Exercise inputs –
┄┄┄┄┄┄┄┄┄┄┄┄┄┄┄┄┄┄┄┄

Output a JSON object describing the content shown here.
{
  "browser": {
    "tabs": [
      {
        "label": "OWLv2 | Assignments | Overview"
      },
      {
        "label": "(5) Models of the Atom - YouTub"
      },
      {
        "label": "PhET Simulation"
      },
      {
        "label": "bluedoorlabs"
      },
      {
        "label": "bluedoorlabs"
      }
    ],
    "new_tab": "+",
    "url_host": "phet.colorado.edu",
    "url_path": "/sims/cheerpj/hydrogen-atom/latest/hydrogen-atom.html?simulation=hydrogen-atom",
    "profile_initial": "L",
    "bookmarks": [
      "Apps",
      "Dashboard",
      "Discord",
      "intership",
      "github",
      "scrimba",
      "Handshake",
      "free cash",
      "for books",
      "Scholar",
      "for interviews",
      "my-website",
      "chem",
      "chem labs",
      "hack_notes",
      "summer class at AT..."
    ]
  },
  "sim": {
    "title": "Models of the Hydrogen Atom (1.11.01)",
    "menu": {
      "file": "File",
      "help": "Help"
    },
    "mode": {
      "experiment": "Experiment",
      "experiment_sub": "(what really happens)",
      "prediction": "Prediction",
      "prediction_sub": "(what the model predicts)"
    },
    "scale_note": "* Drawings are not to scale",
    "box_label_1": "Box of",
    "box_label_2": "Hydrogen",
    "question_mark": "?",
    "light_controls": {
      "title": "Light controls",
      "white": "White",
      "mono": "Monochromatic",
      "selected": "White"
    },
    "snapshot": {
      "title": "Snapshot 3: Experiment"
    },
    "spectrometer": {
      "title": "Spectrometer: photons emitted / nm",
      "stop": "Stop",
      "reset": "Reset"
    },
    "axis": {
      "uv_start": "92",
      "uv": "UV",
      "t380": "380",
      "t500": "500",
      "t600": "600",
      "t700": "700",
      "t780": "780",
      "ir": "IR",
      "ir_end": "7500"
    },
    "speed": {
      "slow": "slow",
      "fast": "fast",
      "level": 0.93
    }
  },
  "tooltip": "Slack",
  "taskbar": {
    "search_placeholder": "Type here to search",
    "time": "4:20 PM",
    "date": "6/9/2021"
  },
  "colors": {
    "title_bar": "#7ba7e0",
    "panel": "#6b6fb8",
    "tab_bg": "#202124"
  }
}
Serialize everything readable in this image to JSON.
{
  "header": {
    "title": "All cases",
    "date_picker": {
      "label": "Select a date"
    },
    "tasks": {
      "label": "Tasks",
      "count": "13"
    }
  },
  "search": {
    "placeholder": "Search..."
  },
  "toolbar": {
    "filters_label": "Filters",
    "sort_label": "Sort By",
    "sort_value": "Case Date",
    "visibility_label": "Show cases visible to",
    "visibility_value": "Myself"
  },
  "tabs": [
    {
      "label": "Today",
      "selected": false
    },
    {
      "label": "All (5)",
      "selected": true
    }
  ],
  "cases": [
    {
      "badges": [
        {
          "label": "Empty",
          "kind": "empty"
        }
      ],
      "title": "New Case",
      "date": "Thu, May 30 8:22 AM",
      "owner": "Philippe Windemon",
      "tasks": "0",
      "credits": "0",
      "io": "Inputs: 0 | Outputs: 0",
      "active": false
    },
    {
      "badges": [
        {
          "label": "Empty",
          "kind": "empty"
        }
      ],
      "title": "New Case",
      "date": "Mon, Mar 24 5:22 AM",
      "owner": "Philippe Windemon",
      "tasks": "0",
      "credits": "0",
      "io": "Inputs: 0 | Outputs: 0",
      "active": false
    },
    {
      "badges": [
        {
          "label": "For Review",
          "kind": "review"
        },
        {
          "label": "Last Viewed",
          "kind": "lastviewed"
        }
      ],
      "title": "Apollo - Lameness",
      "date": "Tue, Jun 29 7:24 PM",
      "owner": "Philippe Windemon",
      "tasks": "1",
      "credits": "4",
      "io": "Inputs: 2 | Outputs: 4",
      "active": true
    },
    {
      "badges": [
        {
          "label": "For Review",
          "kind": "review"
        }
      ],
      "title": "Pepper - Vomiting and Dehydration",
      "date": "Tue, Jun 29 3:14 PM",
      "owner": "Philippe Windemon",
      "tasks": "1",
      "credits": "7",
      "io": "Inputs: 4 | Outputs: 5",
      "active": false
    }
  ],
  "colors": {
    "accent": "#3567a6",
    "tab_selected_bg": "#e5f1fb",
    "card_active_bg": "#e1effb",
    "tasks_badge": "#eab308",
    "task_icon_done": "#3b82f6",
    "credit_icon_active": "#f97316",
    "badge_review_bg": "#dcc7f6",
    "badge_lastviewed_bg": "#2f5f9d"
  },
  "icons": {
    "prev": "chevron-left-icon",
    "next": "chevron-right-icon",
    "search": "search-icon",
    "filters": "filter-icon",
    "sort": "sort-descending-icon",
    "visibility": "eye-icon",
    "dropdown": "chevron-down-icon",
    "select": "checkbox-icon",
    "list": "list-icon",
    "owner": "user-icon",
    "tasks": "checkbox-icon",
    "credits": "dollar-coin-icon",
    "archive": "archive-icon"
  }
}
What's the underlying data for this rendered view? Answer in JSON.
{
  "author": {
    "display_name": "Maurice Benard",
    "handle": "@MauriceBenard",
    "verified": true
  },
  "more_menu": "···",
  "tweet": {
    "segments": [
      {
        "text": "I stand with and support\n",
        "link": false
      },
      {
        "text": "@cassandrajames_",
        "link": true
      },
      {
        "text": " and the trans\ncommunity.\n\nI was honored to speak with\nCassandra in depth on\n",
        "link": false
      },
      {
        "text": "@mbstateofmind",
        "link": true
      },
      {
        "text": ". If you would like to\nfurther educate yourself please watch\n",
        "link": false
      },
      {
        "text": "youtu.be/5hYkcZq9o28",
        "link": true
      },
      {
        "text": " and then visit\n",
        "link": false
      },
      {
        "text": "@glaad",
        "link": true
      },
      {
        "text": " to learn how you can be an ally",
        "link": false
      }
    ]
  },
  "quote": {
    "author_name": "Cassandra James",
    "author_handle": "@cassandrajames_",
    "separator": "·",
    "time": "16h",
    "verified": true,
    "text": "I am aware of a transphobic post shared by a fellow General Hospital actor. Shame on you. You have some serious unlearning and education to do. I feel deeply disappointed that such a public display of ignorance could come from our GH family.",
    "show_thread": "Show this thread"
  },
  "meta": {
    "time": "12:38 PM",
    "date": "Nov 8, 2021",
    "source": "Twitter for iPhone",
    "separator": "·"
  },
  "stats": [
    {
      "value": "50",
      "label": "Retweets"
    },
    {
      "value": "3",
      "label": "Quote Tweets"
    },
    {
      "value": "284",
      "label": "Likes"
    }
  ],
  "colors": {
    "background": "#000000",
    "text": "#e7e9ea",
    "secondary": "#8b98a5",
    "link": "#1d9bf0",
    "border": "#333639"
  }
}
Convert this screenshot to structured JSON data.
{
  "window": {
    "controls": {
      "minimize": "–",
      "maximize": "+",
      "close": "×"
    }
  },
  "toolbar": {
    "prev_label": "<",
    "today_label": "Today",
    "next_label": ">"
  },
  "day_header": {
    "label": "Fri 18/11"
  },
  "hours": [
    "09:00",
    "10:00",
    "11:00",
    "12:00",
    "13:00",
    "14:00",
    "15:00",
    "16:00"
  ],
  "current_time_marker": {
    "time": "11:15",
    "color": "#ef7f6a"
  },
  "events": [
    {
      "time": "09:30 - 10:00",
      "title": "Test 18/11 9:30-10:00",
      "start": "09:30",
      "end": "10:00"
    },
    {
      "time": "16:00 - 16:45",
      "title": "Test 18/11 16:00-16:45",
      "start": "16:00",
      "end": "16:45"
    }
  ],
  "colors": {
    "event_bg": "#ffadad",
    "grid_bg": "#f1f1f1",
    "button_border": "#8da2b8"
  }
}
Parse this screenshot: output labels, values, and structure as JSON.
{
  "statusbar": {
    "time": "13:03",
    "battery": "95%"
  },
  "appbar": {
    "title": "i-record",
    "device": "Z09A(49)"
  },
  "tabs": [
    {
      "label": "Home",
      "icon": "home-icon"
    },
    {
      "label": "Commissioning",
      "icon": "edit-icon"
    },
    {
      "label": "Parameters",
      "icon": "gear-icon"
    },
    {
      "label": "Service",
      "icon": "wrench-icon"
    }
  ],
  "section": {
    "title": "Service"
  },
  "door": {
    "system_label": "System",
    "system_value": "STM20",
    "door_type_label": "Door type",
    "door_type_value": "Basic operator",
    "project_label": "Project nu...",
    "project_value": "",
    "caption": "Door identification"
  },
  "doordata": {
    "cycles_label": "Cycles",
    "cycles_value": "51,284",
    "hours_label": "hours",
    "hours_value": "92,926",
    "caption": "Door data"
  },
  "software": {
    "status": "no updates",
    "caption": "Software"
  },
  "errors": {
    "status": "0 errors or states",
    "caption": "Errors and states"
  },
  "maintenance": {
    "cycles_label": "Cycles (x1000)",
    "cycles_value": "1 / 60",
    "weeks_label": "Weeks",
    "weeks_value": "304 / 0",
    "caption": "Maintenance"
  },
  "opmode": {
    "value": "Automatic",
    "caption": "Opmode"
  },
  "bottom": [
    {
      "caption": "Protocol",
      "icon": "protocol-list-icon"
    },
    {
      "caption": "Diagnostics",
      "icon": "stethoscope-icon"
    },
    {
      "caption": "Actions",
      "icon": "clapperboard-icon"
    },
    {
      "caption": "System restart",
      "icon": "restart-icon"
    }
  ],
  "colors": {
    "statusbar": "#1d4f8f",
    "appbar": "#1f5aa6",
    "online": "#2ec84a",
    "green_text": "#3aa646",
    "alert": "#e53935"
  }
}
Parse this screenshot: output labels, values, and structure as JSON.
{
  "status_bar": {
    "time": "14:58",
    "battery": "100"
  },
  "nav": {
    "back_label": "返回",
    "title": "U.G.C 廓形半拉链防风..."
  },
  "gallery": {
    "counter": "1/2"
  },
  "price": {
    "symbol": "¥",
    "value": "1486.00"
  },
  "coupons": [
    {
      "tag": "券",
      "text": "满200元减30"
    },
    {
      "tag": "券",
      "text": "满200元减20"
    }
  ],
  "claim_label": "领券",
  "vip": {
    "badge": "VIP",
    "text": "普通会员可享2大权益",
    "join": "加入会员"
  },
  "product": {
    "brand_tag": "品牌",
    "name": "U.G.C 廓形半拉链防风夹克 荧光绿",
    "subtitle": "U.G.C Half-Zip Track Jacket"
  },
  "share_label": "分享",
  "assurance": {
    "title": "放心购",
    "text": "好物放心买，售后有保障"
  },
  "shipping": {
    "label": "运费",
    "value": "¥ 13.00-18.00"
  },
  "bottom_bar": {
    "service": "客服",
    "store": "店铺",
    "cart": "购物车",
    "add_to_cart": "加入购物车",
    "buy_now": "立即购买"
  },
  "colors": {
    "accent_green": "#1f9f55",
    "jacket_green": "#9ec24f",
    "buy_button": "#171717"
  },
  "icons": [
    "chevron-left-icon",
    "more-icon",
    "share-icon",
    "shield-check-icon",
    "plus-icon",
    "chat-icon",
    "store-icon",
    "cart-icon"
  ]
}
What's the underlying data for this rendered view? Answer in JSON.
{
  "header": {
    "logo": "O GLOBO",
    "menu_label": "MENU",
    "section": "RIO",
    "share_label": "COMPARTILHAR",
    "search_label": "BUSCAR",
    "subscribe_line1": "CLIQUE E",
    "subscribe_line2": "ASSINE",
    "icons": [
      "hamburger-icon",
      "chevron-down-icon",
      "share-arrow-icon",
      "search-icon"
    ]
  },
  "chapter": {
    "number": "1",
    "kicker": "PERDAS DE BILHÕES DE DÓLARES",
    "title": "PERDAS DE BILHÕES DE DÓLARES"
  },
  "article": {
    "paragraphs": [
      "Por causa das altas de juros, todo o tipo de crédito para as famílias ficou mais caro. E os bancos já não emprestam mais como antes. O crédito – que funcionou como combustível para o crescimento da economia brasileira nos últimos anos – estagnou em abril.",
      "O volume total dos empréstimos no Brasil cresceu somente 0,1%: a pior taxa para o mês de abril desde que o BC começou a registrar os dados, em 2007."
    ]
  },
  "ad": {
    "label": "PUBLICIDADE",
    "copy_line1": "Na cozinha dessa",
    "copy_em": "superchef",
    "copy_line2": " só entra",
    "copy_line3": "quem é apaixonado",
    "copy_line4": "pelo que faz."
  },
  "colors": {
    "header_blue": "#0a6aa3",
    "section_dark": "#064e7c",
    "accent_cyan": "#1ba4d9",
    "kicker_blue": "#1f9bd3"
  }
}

┄┄┄┄┄┄┄┄┄┄┄┄┄┄┄┄┄┄┄┄

Of the lines above, how many contain the string "checkbox"? Only the number is required.

Correct answer –
2